■ **REQUIRED TASK**:
Repeat the material in full. Keep every line exactly as it is.

──────

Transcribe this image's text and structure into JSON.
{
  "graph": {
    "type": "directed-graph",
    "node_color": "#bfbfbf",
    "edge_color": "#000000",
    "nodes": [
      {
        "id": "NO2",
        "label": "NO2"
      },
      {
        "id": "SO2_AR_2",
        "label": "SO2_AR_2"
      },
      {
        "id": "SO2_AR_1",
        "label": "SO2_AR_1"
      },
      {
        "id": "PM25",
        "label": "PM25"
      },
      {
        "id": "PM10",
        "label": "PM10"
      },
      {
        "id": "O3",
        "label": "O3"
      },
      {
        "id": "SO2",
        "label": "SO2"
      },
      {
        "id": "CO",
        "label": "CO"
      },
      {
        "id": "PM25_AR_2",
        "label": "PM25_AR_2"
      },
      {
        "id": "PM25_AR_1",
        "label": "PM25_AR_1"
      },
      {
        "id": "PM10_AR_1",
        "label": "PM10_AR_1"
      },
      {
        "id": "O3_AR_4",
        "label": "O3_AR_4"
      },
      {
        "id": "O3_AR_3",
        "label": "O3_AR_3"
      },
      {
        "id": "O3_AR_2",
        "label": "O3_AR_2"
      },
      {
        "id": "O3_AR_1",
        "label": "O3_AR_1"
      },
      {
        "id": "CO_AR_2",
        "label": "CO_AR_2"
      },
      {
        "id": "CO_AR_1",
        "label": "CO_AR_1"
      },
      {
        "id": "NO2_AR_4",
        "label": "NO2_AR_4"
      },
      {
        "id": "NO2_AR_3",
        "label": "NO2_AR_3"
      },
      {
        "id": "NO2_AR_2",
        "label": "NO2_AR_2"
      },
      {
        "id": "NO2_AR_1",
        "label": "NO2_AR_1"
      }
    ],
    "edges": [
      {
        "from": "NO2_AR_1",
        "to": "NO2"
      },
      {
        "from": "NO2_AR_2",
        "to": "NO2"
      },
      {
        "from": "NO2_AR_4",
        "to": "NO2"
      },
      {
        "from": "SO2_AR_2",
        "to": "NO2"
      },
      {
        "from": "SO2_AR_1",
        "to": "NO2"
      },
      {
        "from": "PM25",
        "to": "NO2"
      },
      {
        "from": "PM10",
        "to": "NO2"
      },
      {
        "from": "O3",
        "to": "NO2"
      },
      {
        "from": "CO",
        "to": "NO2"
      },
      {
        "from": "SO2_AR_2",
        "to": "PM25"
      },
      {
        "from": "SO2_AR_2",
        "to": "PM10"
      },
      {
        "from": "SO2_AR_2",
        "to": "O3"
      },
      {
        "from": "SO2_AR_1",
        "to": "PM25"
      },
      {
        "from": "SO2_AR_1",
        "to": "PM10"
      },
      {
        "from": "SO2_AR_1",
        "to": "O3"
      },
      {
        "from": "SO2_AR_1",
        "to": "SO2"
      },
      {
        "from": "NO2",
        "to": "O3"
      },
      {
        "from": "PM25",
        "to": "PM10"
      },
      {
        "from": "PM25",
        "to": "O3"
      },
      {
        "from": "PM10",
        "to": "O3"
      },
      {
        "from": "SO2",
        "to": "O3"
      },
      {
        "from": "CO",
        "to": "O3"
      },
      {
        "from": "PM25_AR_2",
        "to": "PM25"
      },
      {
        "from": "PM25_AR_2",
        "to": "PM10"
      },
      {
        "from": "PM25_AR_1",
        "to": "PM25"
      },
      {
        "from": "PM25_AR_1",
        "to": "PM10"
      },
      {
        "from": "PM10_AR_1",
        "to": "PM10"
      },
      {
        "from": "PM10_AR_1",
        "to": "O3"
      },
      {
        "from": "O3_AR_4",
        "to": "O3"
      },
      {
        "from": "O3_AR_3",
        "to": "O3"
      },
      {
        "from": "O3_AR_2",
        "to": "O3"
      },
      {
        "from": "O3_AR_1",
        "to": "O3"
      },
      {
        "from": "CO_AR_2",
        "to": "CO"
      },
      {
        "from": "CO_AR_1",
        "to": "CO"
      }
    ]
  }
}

──────

■ **EXERCISE RESPONSE**:
Transcribe this image's text and structure into JSON.
{
  "graph": {
    "type": "directed-graph",
    "node_color": "#bfbfbf",
    "edge_color": "#000000",
    "nodes": [
      {
        "id": "NO2",
        "label": "NO2"
      },
      {
        "id": "SO2_AR_2",
        "label": "SO2_AR_2"
      },
      {
        "id": "SO2_AR_1",
        "label": "SO2_AR_1"
      },
      {
        "id": "PM25",
        "label": "PM25"
      },
      {
        "id": "PM10",
        "label": "PM10"
      },
      {
        "id": "O3",
        "label": "O3"
      },
      {
        "id": "SO2",
        "label": "SO2"
      },
      {
        "id": "CO",
        "label": "CO"
      },
      {
        "id": "PM25_AR_2",
        "label": "PM25_AR_2"
      },
      {
        "id": "PM25_AR_1",
        "label": "PM25_AR_1"
      },
      {
        "id": "PM10_AR_1",
        "label": "PM10_AR_1"
      },
      {
        "id": "O3_AR_4",
        "label": "O3_AR_4"
      },
      {
        "id": "O3_AR_3",
        "label": "O3_AR_3"
      },
      {
        "id": "O3_AR_2",
        "label": "O3_AR_2"
      },
      {
        "id": "O3_AR_1",
        "label": "O3_AR_1"
      },
      {
        "id": "CO_AR_2",
        "label": "CO_AR_2"
      },
      {
        "id": "CO_AR_1",
        "label": "CO_AR_1"
      },
      {
        "id": "NO2_AR_4",
        "label": "NO2_AR_4"
      },
      {
        "id": "NO2_AR_3",
        "label": "NO2_AR_3"
      },
      {
        "id": "NO2_AR_2",
        "label": "NO2_AR_2"
      },
      {
        "id": "NO2_AR_1",
        "label": "NO2_AR_1"
      }
    ],
    "edges": [
      {
        "from": "NO2_AR_1",
        "to": "NO2"
      },
      {
        "from": "NO2_AR_2",
        "to": "NO2"
      },
      {
        "from": "NO2_AR_4",
        "to": "NO2"
      },
      {
        "from": "SO2_AR_2",
        "to": "NO2"
      },
      {
        "from": "SO2_AR_1",
        "to": "NO2"
      },
      {
        "from": "PM25",
        "to": "NO2"
      },
      {
        "from": "PM10",
        "to": "NO2"
      },
      {
        "from": "O3",
        "to": "NO2"
      },
      {
        "from": "CO",
        "to": "NO2"
      },
      {
        "from": "SO2_AR_2",
        "to": "PM25"
      },
      {
        "from": "SO2_AR_2",
        "to": "PM10"
      },
      {
        "from": "SO2_AR_2",
        "to": "O3"
      },
      {
        "from": "SO2_AR_1",
        "to": "PM25"
      },
      {
        "from": "SO2_AR_1",
        "to": "PM10"
      },
      {
        "from": "SO2_AR_1",
        "to": "O3"
      },
      {
        "from": "SO2_AR_1",
        "to": "SO2"
      },
      {
        "from": "NO2",
        "to": "O3"
      },
      {
        "from": "PM25",
        "to": "PM10"
      },
      {
        "from": "PM25",
        "to": "O3"
      },
      {
        "from": "PM10",
        "to": "O3"
      },
      {
        "from": "SO2",
        "to": "O3"
      },
      {
        "from": "CO",
        "to": "O3"
      },
      {
        "from": "PM25_AR_2",
        "to": "PM25"
      },
      {
        "from": "PM25_AR_2",
        "to": "PM10"
      },
      {
        "from": "PM25_AR_1",
        "to": "PM25"
      },
      {
        "from": "PM25_AR_1",
        "to": "PM10"
      },
      {
        "from": "PM10_AR_1",
        "to": "PM10"
      },
      {
        "from": "PM10_AR_1",
        "to": "O3"
      },
      {
        "from": "O3_AR_4",
        "to": "O3"
      },
      {
        "from": "O3_AR_3",
        "to": "O3"
      },
      {
        "from": "O3_AR_2",
        "to": "O3"
      },
      {
        "from": "O3_AR_1",
        "to": "O3"
      },
      {
        "from": "CO_AR_2",
        "to": "CO"
      },
      {
        "from": "CO_AR_1",
        "to": "CO"
      }
    ]
  }
}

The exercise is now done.